WORK TO COMPLETE: Set down every record once more, exactly as given.

## begin SUPPLIED RECORDS

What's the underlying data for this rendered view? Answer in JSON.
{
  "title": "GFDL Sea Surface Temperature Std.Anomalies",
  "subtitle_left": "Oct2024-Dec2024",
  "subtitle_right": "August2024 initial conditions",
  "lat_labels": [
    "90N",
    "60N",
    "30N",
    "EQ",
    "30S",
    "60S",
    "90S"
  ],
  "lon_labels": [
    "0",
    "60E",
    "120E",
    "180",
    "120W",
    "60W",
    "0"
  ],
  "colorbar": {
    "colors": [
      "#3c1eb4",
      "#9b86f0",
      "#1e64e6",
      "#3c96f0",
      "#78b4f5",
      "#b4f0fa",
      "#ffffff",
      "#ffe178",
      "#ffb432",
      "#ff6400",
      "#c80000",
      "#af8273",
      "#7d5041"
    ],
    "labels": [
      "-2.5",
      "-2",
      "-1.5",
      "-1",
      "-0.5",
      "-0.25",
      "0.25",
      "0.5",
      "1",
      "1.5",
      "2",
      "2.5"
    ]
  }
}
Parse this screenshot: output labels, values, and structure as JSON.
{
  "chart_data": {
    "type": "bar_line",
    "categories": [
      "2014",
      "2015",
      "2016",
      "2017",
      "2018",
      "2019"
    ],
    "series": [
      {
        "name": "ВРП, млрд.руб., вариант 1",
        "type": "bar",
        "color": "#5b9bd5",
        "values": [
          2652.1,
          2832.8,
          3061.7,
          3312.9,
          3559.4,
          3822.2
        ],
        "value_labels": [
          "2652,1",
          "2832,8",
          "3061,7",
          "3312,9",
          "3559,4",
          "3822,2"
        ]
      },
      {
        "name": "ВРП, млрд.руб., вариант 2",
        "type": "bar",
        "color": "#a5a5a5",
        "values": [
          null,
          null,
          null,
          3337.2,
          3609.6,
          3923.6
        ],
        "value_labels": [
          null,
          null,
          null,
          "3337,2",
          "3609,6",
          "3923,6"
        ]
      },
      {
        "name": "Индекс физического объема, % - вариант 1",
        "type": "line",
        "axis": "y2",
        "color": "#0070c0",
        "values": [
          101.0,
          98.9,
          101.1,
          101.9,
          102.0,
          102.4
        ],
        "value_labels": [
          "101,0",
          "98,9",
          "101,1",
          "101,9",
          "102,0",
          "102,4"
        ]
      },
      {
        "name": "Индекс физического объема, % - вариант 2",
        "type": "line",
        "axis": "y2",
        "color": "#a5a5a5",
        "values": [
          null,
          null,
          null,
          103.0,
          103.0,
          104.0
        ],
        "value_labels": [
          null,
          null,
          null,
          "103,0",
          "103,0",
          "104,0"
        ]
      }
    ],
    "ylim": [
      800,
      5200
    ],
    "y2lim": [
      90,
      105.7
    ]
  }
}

## end SUPPLIED RECORDS

TASK OUTPUT:
What's the underlying data for this rendered view? Answer in JSON.
{
  "title": "GFDL Sea Surface Temperature Std.Anomalies",
  "subtitle_left": "Oct2024-Dec2024",
  "subtitle_right": "August2024 initial conditions",
  "lat_labels": [
    "90N",
    "60N",
    "30N",
    "EQ",
    "30S",
    "60S",
    "90S"
  ],
  "lon_labels": [
    "0",
    "60E",
    "120E",
    "180",
    "120W",
    "60W",
    "0"
  ],
  "colorbar": {
    "colors": [
      "#3c1eb4",
      "#9b86f0",
      "#1e64e6",
      "#3c96f0",
      "#78b4f5",
      "#b4f0fa",
      "#ffffff",
      "#ffe178",
      "#ffb432",
      "#ff6400",
      "#c80000",
      "#af8273",
      "#7d5041"
    ],
    "labels": [
      "-2.5",
      "-2",
      "-1.5",
      "-1",
      "-0.5",
      "-0.25",
      "0.25",
      "0.5",
      "1",
      "1.5",
      "2",
      "2.5"
    ]
  }
}
Parse this screenshot: output labels, values, and structure as JSON.
{
  "chart_data": {
    "type": "bar_line",
    "categories": [
      "2014",
      "2015",
      "2016",
      "2017",
      "2018",
      "2019"
    ],
    "series": [
      {
        "name": "ВРП, млрд.руб., вариант 1",
        "type": "bar",
        "color": "#5b9bd5",
        "values": [
          2652.1,
          2832.8,
          3061.7,
          3312.9,
          3559.4,
          3822.2
        ],
        "value_labels": [
          "2652,1",
          "2832,8",
          "3061,7",
          "3312,9",
          "3559,4",
          "3822,2"
        ]
      },
      {
        "name": "ВРП, млрд.руб., вариант 2",
        "type": "bar",
        "color": "#a5a5a5",
        "values": [
          null,
          null,
          null,
          3337.2,
          3609.6,
          3923.6
        ],
        "value_labels": [
          null,
          null,
          null,
          "3337,2",
          "3609,6",
          "3923,6"
        ]
      },
      {
        "name": "Индекс физического объема, % - вариант 1",
        "type": "line",
        "axis": "y2",
        "color": "#0070c0",
        "values": [
          101.0,
          98.9,
          101.1,
          101.9,
          102.0,
          102.4
        ],
        "value_labels": [
          "101,0",
          "98,9",
          "101,1",
          "101,9",
          "102,0",
          "102,4"
        ]
      },
      {
        "name": "Индекс физического объема, % - вариант 2",
        "type": "line",
        "axis": "y2",
        "color": "#a5a5a5",
        "values": [
          null,
          null,
          null,
          103.0,
          103.0,
          104.0
        ],
        "value_labels": [
          null,
          null,
          null,
          "103,0",
          "103,0",
          "104,0"
        ]
      }
    ],
    "ylim": [
      800,
      5200
    ],
    "y2lim": [
      90,
      105.7
    ]
  }
}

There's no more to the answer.